**Task details:**
Please quote every line word for word.

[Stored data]
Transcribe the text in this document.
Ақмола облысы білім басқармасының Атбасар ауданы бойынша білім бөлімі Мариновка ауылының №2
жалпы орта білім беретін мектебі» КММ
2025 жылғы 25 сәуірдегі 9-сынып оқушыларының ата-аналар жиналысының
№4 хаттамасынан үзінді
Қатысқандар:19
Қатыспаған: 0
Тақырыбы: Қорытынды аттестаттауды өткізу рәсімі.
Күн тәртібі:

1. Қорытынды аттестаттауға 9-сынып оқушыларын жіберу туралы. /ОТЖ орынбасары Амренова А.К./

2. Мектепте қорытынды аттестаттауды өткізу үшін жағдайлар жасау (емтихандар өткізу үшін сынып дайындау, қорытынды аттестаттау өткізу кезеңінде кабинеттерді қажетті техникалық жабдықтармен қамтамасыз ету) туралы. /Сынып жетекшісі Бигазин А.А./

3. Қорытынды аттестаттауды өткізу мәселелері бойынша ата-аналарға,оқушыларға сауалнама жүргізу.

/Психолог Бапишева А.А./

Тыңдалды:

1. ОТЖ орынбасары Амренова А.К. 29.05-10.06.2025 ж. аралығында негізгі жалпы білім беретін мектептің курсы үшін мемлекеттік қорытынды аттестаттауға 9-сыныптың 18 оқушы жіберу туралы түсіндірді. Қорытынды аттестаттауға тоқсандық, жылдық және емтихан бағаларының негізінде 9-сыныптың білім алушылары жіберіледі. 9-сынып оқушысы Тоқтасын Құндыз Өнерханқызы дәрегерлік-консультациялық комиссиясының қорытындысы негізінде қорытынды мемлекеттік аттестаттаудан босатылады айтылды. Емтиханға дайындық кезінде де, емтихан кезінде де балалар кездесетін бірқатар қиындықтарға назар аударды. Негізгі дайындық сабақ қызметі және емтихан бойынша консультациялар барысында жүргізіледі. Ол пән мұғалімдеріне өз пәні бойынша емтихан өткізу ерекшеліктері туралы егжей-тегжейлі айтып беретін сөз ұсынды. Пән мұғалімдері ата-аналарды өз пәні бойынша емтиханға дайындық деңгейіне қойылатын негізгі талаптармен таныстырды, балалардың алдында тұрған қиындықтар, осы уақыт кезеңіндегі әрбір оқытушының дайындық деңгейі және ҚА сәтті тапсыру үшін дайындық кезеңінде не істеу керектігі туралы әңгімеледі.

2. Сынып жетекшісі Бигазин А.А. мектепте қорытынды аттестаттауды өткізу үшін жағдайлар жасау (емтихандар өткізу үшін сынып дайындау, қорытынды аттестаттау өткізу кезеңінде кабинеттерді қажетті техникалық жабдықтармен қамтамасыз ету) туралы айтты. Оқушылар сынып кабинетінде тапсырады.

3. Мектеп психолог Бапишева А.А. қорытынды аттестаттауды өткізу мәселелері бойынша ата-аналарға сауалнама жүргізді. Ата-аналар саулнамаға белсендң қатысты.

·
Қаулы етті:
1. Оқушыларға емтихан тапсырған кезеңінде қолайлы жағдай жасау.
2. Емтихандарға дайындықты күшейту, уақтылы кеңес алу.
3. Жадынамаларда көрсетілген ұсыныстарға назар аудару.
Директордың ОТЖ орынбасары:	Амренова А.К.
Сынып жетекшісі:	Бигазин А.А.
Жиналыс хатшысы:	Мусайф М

**Exercise response:**
Transcribe the text in this document.
Ақмола облысы білім басқармасының Атбасар ауданы бойынша білім бөлімі Мариновка ауылының №2
жалпы орта білім беретін мектебі» КММ
2025 жылғы 25 сәуірдегі 9-сынып оқушыларының ата-аналар жиналысының
№4 хаттамасынан үзінді
Қатысқандар:19
Қатыспаған: 0
Тақырыбы: Қорытынды аттестаттауды өткізу рәсімі.
Күн тәртібі:

1. Қорытынды аттестаттауға 9-сынып оқушыларын жіберу туралы. /ОТЖ орынбасары Амренова А.К./

2. Мектепте қорытынды аттестаттауды өткізу үшін жағдайлар жасау (емтихандар өткізу үшін сынып дайындау, қорытынды аттестаттау өткізу кезеңінде кабинеттерді қажетті техникалық жабдықтармен қамтамасыз ету) туралы. /Сынып жетекшісі Бигазин А.А./

3. Қорытынды аттестаттауды өткізу мәселелері бойынша ата-аналарға,оқушыларға сауалнама жүргізу.

/Психолог Бапишева А.А./

Тыңдалды:

1. ОТЖ орынбасары Амренова А.К. 29.05-10.06.2025 ж. аралығында негізгі жалпы білім беретін мектептің курсы үшін мемлекеттік қорытынды аттестаттауға 9-сыныптың 18 оқушы жіберу туралы түсіндірді. Қорытынды аттестаттауға тоқсандық, жылдық және емтихан бағаларының негізінде 9-сыныптың білім алушылары жіберіледі. 9-сынып оқушысы Тоқтасын Құндыз Өнерханқызы дәрегерлік-консультациялық комиссиясының қорытындысы негізінде қорытынды мемлекеттік аттестаттаудан босатылады айтылды. Емтиханға дайындық кезінде де, емтихан кезінде де балалар кездесетін бірқатар қиындықтарға назар аударды. Негізгі дайындық сабақ қызметі және емтихан бойынша консультациялар барысында жүргізіледі. Ол пән мұғалімдеріне өз пәні бойынша емтихан өткізу ерекшеліктері туралы егжей-тегжейлі айтып беретін сөз ұсынды. Пән мұғалімдері ата-аналарды өз пәні бойынша емтиханға дайындық деңгейіне қойылатын негізгі талаптармен таныстырды, балалардың алдында тұрған қиындықтар, осы уақыт кезеңіндегі әрбір оқытушының дайындық деңгейі және ҚА сәтті тапсыру үшін дайындық кезеңінде не істеу керектігі туралы әңгімеледі.

2. Сынып жетекшісі Бигазин А.А. мектепте қорытынды аттестаттауды өткізу үшін жағдайлар жасау (емтихандар өткізу үшін сынып дайындау, қорытынды аттестаттау өткізу кезеңінде кабинеттерді қажетті техникалық жабдықтармен қамтамасыз ету) туралы айтты. Оқушылар сынып кабинетінде тапсырады.

3. Мектеп психолог Бапишева А.А. қорытынды аттестаттауды өткізу мәселелері бойынша ата-аналарға сауалнама жүргізді. Ата-аналар саулнамаға белсендң қатысты.

·
Қаулы етті:
1. Оқушыларға емтихан тапсырған кезеңінде қолайлы жағдай жасау.
2. Емтихандарға дайындықты күшейту, уақтылы кеңес алу.
3. Жадынамаларда көрсетілген ұсыныстарға назар аудару.
Директордың ОТЖ орынбасары:	Амренова А.К.
Сынып жетекшісі:	Бигазин А.А.
Жиналыс хатшысы:	Мусайф М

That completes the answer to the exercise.